■ **Instructions for the task**
Find how many lines in the data below mention "name". Give the number only.

#### Input records

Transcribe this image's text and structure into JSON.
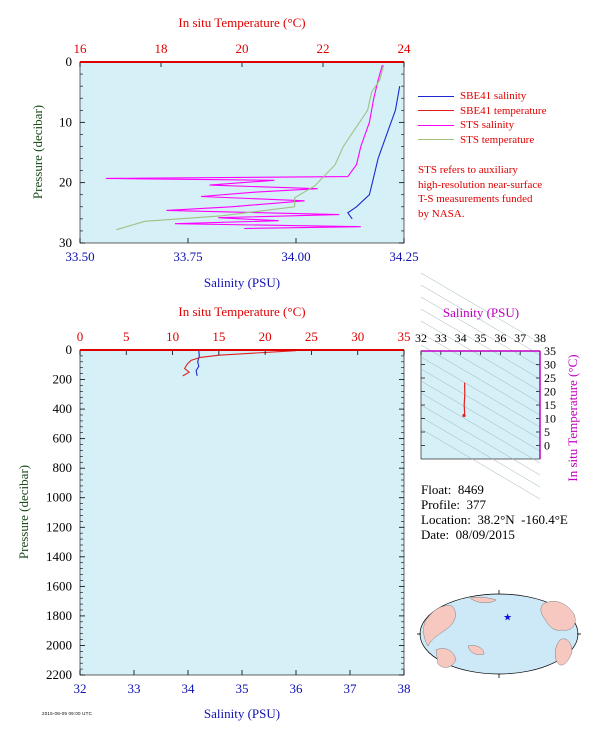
{
  "colors": {
    "salinity_axis": "#1010b0",
    "temperature_axis": "#e00000",
    "pressure_axis": "#1a4a1a",
    "inset_axis": "#c000c0",
    "plot_bg": "#d6f0f8",
    "sbe_salinity": "#1a2ad0",
    "sbe_temperature": "#e02020",
    "sts_salinity": "#ff00ff",
    "sts_temperature": "#a0c080"
  },
  "legend": {
    "items": [
      {
        "label": "SBE41 salinity",
        "color": "#1a2ad0"
      },
      {
        "label": "SBE41 temperature",
        "color": "#e02020"
      },
      {
        "label": "STS salinity",
        "color": "#ff00ff"
      },
      {
        "label": "STS temperature",
        "color": "#a0c080"
      }
    ]
  },
  "note": {
    "lines": [
      "STS refers to auxiliary",
      "high-resolution near-surface",
      "T-S measurements funded",
      "by NASA."
    ]
  },
  "float_info": {
    "float": "Float:  8469",
    "profile": "Profile:  377",
    "location": "Location:  38.2°N  -160.4°E",
    "date": "Date:  08/09/2015"
  },
  "credit": "2015-08-09 09:00 UTC",
  "chart_data": [
    {
      "type": "line",
      "name": "near-surface-profile",
      "x_bottom": {
        "label": "Salinity (PSU)",
        "range": [
          33.5,
          34.25
        ],
        "ticks": [
          "33.50",
          "33.75",
          "34.00",
          "34.25"
        ]
      },
      "x_top": {
        "label": "In situ Temperature (°C)",
        "range": [
          16,
          24
        ],
        "ticks": [
          "16",
          "18",
          "20",
          "22",
          "24"
        ]
      },
      "y": {
        "label": "Pressure (decibar)",
        "range": [
          0,
          30
        ],
        "inverted": true,
        "ticks": [
          "0",
          "10",
          "20",
          "30"
        ]
      },
      "series": [
        {
          "name": "SBE41 salinity",
          "axis": "bottom",
          "x": [
            34.24,
            34.23,
            34.21,
            34.19,
            34.18,
            34.17,
            34.14,
            34.12,
            34.13
          ],
          "y": [
            4,
            8,
            12,
            16,
            19,
            22,
            24,
            25,
            26
          ]
        },
        {
          "name": "SBE41 temperature",
          "axis": "top",
          "x": [],
          "y": []
        },
        {
          "name": "STS salinity",
          "axis": "bottom",
          "x": [
            34.2,
            34.19,
            34.18,
            34.17,
            34.15,
            34.14,
            34.12,
            33.56,
            33.95,
            33.8,
            34.05,
            33.9,
            33.78,
            34.02,
            33.85,
            33.7,
            34.1,
            33.82,
            33.96,
            33.72,
            34.15,
            33.88
          ],
          "y": [
            0.5,
            3,
            6,
            10,
            14,
            17,
            19,
            19.3,
            19.6,
            20.4,
            21,
            21.6,
            22.3,
            23,
            24,
            24.6,
            25.3,
            25.8,
            26.3,
            26.8,
            27.3,
            27.6
          ]
        },
        {
          "name": "STS temperature",
          "axis": "top",
          "x": [
            23.5,
            23.4,
            23.2,
            23.1,
            22.8,
            22.5,
            22.3,
            21.8,
            21.3,
            21.3,
            19.5,
            17.6,
            16.9
          ],
          "y": [
            0.5,
            3,
            5,
            8,
            11,
            14,
            17,
            20.5,
            22.5,
            24,
            25.5,
            26.4,
            27.8
          ]
        }
      ]
    },
    {
      "type": "line",
      "name": "full-profile",
      "x_bottom": {
        "label": "Salinity (PSU)",
        "range": [
          32,
          38
        ],
        "ticks": [
          "32",
          "33",
          "34",
          "35",
          "36",
          "37",
          "38"
        ]
      },
      "x_top": {
        "label": "In situ Temperature (°C)",
        "range": [
          0,
          35
        ],
        "ticks": [
          "0",
          "5",
          "10",
          "15",
          "20",
          "25",
          "30",
          "35"
        ]
      },
      "y": {
        "label": "Pressure (decibar)",
        "range": [
          0,
          2200
        ],
        "inverted": true,
        "ticks": [
          "0",
          "200",
          "400",
          "600",
          "800",
          "1000",
          "1200",
          "1400",
          "1600",
          "1800",
          "2000",
          "2200"
        ]
      },
      "series": [
        {
          "name": "SBE41 salinity",
          "axis": "bottom",
          "x": [
            34.2,
            34.21,
            34.18,
            34.2,
            34.15,
            34.17
          ],
          "y": [
            5,
            40,
            80,
            110,
            140,
            175
          ]
        },
        {
          "name": "SBE41 temperature",
          "axis": "top",
          "x": [
            23.3,
            19.0,
            15.0,
            13.0,
            12.0,
            11.6,
            11.3,
            11.8,
            11.1
          ],
          "y": [
            5,
            20,
            35,
            50,
            70,
            95,
            125,
            150,
            175
          ]
        }
      ]
    },
    {
      "type": "line",
      "name": "t-s-diagram",
      "x_top": {
        "label": "Salinity (PSU)",
        "range": [
          32,
          38
        ],
        "ticks": [
          "32",
          "33",
          "34",
          "35",
          "36",
          "37",
          "38"
        ]
      },
      "y_right": {
        "label": "In situ Temperature (°C)",
        "range": [
          -5,
          35
        ],
        "ticks": [
          "0",
          "5",
          "10",
          "15",
          "20",
          "25",
          "30",
          "35"
        ]
      },
      "series": [
        {
          "name": "T-S profile",
          "x": [
            34.2,
            34.21,
            34.18,
            34.2,
            34.17
          ],
          "y": [
            23.3,
            19.0,
            15.0,
            12.0,
            11.1
          ]
        }
      ]
    },
    {
      "type": "map",
      "name": "location-map",
      "marker": {
        "lat": 38.2,
        "lon": -160.4
      }
    }
  ]
}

########

■ **The answer**
11